• **WHAT THE TASK REQUIRES**
Output each entry that follows exactly. Images stay out.

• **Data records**
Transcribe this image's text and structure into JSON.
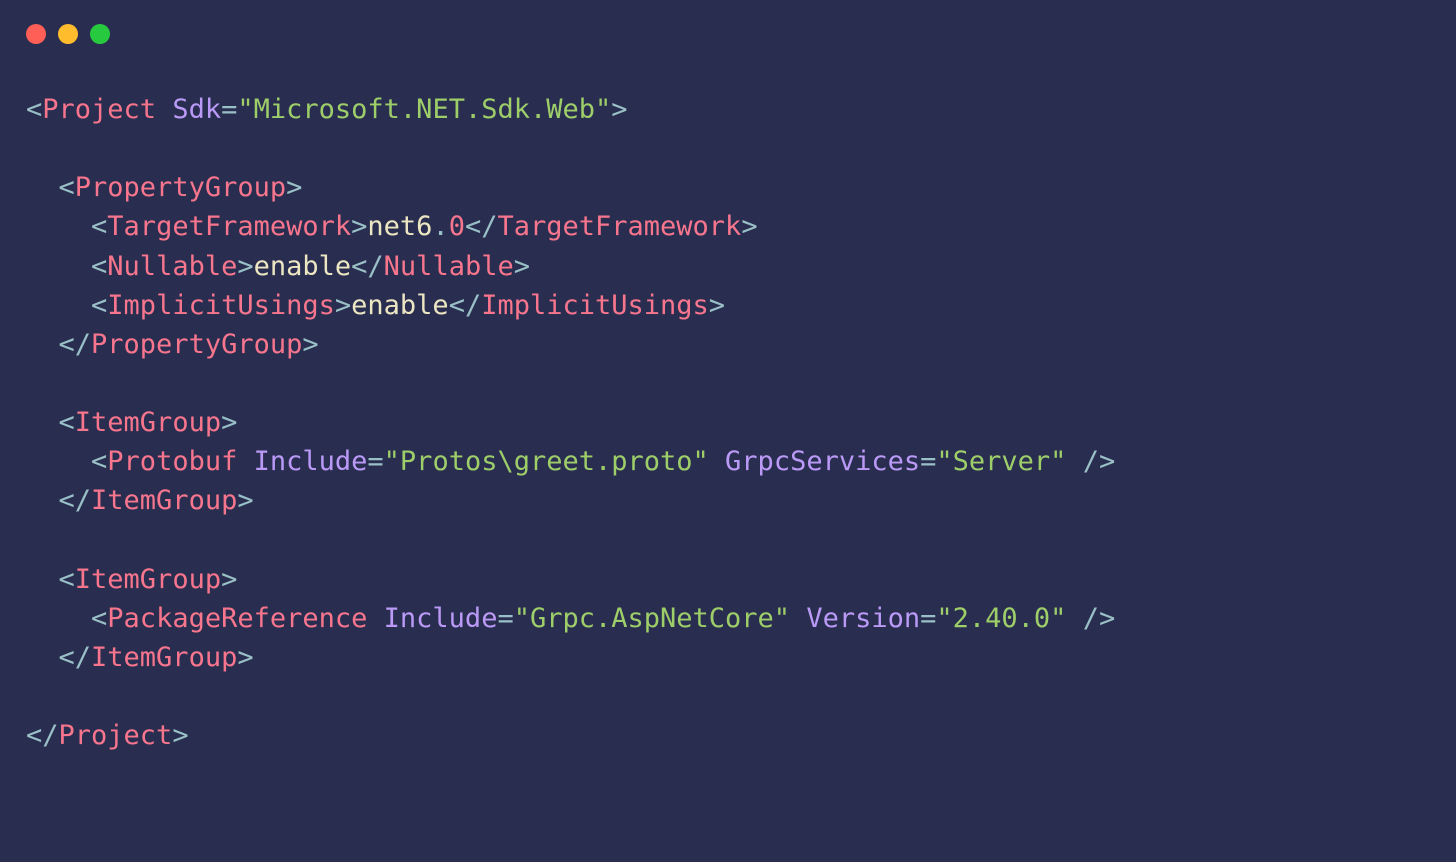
{
  "theme": {
    "bg": "#292d4f",
    "red": "#ff5f56",
    "yellow": "#ffbd2e",
    "green": "#27c93f",
    "punc": "#9ac0c7",
    "tag": "#f7768e",
    "attr": "#bb9af7",
    "string": "#9ece6a",
    "text": "#ece6c3"
  },
  "code": {
    "lines": [
      [
        {
          "t": "<",
          "c": "punc"
        },
        {
          "t": "Project",
          "c": "tag"
        },
        {
          "t": " "
        },
        {
          "t": "Sdk",
          "c": "attr"
        },
        {
          "t": "=",
          "c": "punc"
        },
        {
          "t": "\"Microsoft.NET.Sdk.Web\"",
          "c": "string"
        },
        {
          "t": ">",
          "c": "punc"
        }
      ],
      [],
      [
        {
          "t": "  "
        },
        {
          "t": "<",
          "c": "punc"
        },
        {
          "t": "PropertyGroup",
          "c": "tag"
        },
        {
          "t": ">",
          "c": "punc"
        }
      ],
      [
        {
          "t": "    "
        },
        {
          "t": "<",
          "c": "punc"
        },
        {
          "t": "TargetFramework",
          "c": "tag"
        },
        {
          "t": ">",
          "c": "punc"
        },
        {
          "t": "net6",
          "c": "net"
        },
        {
          "t": ".",
          "c": "punc"
        },
        {
          "t": "0",
          "c": "num"
        },
        {
          "t": "</",
          "c": "punc"
        },
        {
          "t": "TargetFramework",
          "c": "tag"
        },
        {
          "t": ">",
          "c": "punc"
        }
      ],
      [
        {
          "t": "    "
        },
        {
          "t": "<",
          "c": "punc"
        },
        {
          "t": "Nullable",
          "c": "tag"
        },
        {
          "t": ">",
          "c": "punc"
        },
        {
          "t": "enable",
          "c": "enable"
        },
        {
          "t": "</",
          "c": "punc"
        },
        {
          "t": "Nullable",
          "c": "tag"
        },
        {
          "t": ">",
          "c": "punc"
        }
      ],
      [
        {
          "t": "    "
        },
        {
          "t": "<",
          "c": "punc"
        },
        {
          "t": "ImplicitUsings",
          "c": "tag"
        },
        {
          "t": ">",
          "c": "punc"
        },
        {
          "t": "enable",
          "c": "enable"
        },
        {
          "t": "</",
          "c": "punc"
        },
        {
          "t": "ImplicitUsings",
          "c": "tag"
        },
        {
          "t": ">",
          "c": "punc"
        }
      ],
      [
        {
          "t": "  "
        },
        {
          "t": "</",
          "c": "punc"
        },
        {
          "t": "PropertyGroup",
          "c": "tag"
        },
        {
          "t": ">",
          "c": "punc"
        }
      ],
      [],
      [
        {
          "t": "  "
        },
        {
          "t": "<",
          "c": "punc"
        },
        {
          "t": "ItemGroup",
          "c": "tag"
        },
        {
          "t": ">",
          "c": "punc"
        }
      ],
      [
        {
          "t": "    "
        },
        {
          "t": "<",
          "c": "punc"
        },
        {
          "t": "Protobuf",
          "c": "tag"
        },
        {
          "t": " "
        },
        {
          "t": "Include",
          "c": "attr"
        },
        {
          "t": "=",
          "c": "punc"
        },
        {
          "t": "\"Protos\\greet.proto\"",
          "c": "string"
        },
        {
          "t": " "
        },
        {
          "t": "GrpcServices",
          "c": "attr"
        },
        {
          "t": "=",
          "c": "punc"
        },
        {
          "t": "\"Server\"",
          "c": "string"
        },
        {
          "t": " /",
          "c": "punc"
        },
        {
          "t": ">",
          "c": "punc"
        }
      ],
      [
        {
          "t": "  "
        },
        {
          "t": "</",
          "c": "punc"
        },
        {
          "t": "ItemGroup",
          "c": "tag"
        },
        {
          "t": ">",
          "c": "punc"
        }
      ],
      [],
      [
        {
          "t": "  "
        },
        {
          "t": "<",
          "c": "punc"
        },
        {
          "t": "ItemGroup",
          "c": "tag"
        },
        {
          "t": ">",
          "c": "punc"
        }
      ],
      [
        {
          "t": "    "
        },
        {
          "t": "<",
          "c": "punc"
        },
        {
          "t": "PackageReference",
          "c": "tag"
        },
        {
          "t": " "
        },
        {
          "t": "Include",
          "c": "attr"
        },
        {
          "t": "=",
          "c": "punc"
        },
        {
          "t": "\"Grpc.AspNetCore\"",
          "c": "string"
        },
        {
          "t": " "
        },
        {
          "t": "Version",
          "c": "attr"
        },
        {
          "t": "=",
          "c": "punc"
        },
        {
          "t": "\"2.40.0\"",
          "c": "string"
        },
        {
          "t": " /",
          "c": "punc"
        },
        {
          "t": ">",
          "c": "punc"
        }
      ],
      [
        {
          "t": "  "
        },
        {
          "t": "</",
          "c": "punc"
        },
        {
          "t": "ItemGroup",
          "c": "tag"
        },
        {
          "t": ">",
          "c": "punc"
        }
      ],
      [],
      [
        {
          "t": "</",
          "c": "punc"
        },
        {
          "t": "Project",
          "c": "tag"
        },
        {
          "t": ">",
          "c": "punc"
        }
      ]
    ]
  }
}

• **FULL OUTPUT**
Transcribe this image's text and structure into JSON.
{
  "theme": {
    "bg": "#292d4f",
    "red": "#ff5f56",
    "yellow": "#ffbd2e",
    "green": "#27c93f",
    "punc": "#9ac0c7",
    "tag": "#f7768e",
    "attr": "#bb9af7",
    "string": "#9ece6a",
    "text": "#ece6c3"
  },
  "code": {
    "lines": [
      [
        {
          "t": "<",
          "c": "punc"
        },
        {
          "t": "Project",
          "c": "tag"
        },
        {
          "t": " "
        },
        {
          "t": "Sdk",
          "c": "attr"
        },
        {
          "t": "=",
          "c": "punc"
        },
        {
          "t": "\"Microsoft.NET.Sdk.Web\"",
          "c": "string"
        },
        {
          "t": ">",
          "c": "punc"
        }
      ],
      [],
      [
        {
          "t": "  "
        },
        {
          "t": "<",
          "c": "punc"
        },
        {
          "t": "PropertyGroup",
          "c": "tag"
        },
        {
          "t": ">",
          "c": "punc"
        }
      ],
      [
        {
          "t": "    "
        },
        {
          "t": "<",
          "c": "punc"
        },
        {
          "t": "TargetFramework",
          "c": "tag"
        },
        {
          "t": ">",
          "c": "punc"
        },
        {
          "t": "net6",
          "c": "net"
        },
        {
          "t": ".",
          "c": "punc"
        },
        {
          "t": "0",
          "c": "num"
        },
        {
          "t": "</",
          "c": "punc"
        },
        {
          "t": "TargetFramework",
          "c": "tag"
        },
        {
          "t": ">",
          "c": "punc"
        }
      ],
      [
        {
          "t": "    "
        },
        {
          "t": "<",
          "c": "punc"
        },
        {
          "t": "Nullable",
          "c": "tag"
        },
        {
          "t": ">",
          "c": "punc"
        },
        {
          "t": "enable",
          "c": "enable"
        },
        {
          "t": "</",
          "c": "punc"
        },
        {
          "t": "Nullable",
          "c": "tag"
        },
        {
          "t": ">",
          "c": "punc"
        }
      ],
      [
        {
          "t": "    "
        },
        {
          "t": "<",
          "c": "punc"
        },
        {
          "t": "ImplicitUsings",
          "c": "tag"
        },
        {
          "t": ">",
          "c": "punc"
        },
        {
          "t": "enable",
          "c": "enable"
        },
        {
          "t": "</",
          "c": "punc"
        },
        {
          "t": "ImplicitUsings",
          "c": "tag"
        },
        {
          "t": ">",
          "c": "punc"
        }
      ],
      [
        {
          "t": "  "
        },
        {
          "t": "</",
          "c": "punc"
        },
        {
          "t": "PropertyGroup",
          "c": "tag"
        },
        {
          "t": ">",
          "c": "punc"
        }
      ],
      [],
      [
        {
          "t": "  "
        },
        {
          "t": "<",
          "c": "punc"
        },
        {
          "t": "ItemGroup",
          "c": "tag"
        },
        {
          "t": ">",
          "c": "punc"
        }
      ],
      [
        {
          "t": "    "
        },
        {
          "t": "<",
          "c": "punc"
        },
        {
          "t": "Protobuf",
          "c": "tag"
        },
        {
          "t": " "
        },
        {
          "t": "Include",
          "c": "attr"
        },
        {
          "t": "=",
          "c": "punc"
        },
        {
          "t": "\"Protos\\greet.proto\"",
          "c": "string"
        },
        {
          "t": " "
        },
        {
          "t": "GrpcServices",
          "c": "attr"
        },
        {
          "t": "=",
          "c": "punc"
        },
        {
          "t": "\"Server\"",
          "c": "string"
        },
        {
          "t": " /",
          "c": "punc"
        },
        {
          "t": ">",
          "c": "punc"
        }
      ],
      [
        {
          "t": "  "
        },
        {
          "t": "</",
          "c": "punc"
        },
        {
          "t": "ItemGroup",
          "c": "tag"
        },
        {
          "t": ">",
          "c": "punc"
        }
      ],
      [],
      [
        {
          "t": "  "
        },
        {
          "t": "<",
          "c": "punc"
        },
        {
          "t": "ItemGroup",
          "c": "tag"
        },
        {
          "t": ">",
          "c": "punc"
        }
      ],
      [
        {
          "t": "    "
        },
        {
          "t": "<",
          "c": "punc"
        },
        {
          "t": "PackageReference",
          "c": "tag"
        },
        {
          "t": " "
        },
        {
          "t": "Include",
          "c": "attr"
        },
        {
          "t": "=",
          "c": "punc"
        },
        {
          "t": "\"Grpc.AspNetCore\"",
          "c": "string"
        },
        {
          "t": " "
        },
        {
          "t": "Version",
          "c": "attr"
        },
        {
          "t": "=",
          "c": "punc"
        },
        {
          "t": "\"2.40.0\"",
          "c": "string"
        },
        {
          "t": " /",
          "c": "punc"
        },
        {
          "t": ">",
          "c": "punc"
        }
      ],
      [
        {
          "t": "  "
        },
        {
          "t": "</",
          "c": "punc"
        },
        {
          "t": "ItemGroup",
          "c": "tag"
        },
        {
          "t": ">",
          "c": "punc"
        }
      ],
      [],
      [
        {
          "t": "</",
          "c": "punc"
        },
        {
          "t": "Project",
          "c": "tag"
        },
        {
          "t": ">",
          "c": "punc"
        }
      ]
    ]
  }
}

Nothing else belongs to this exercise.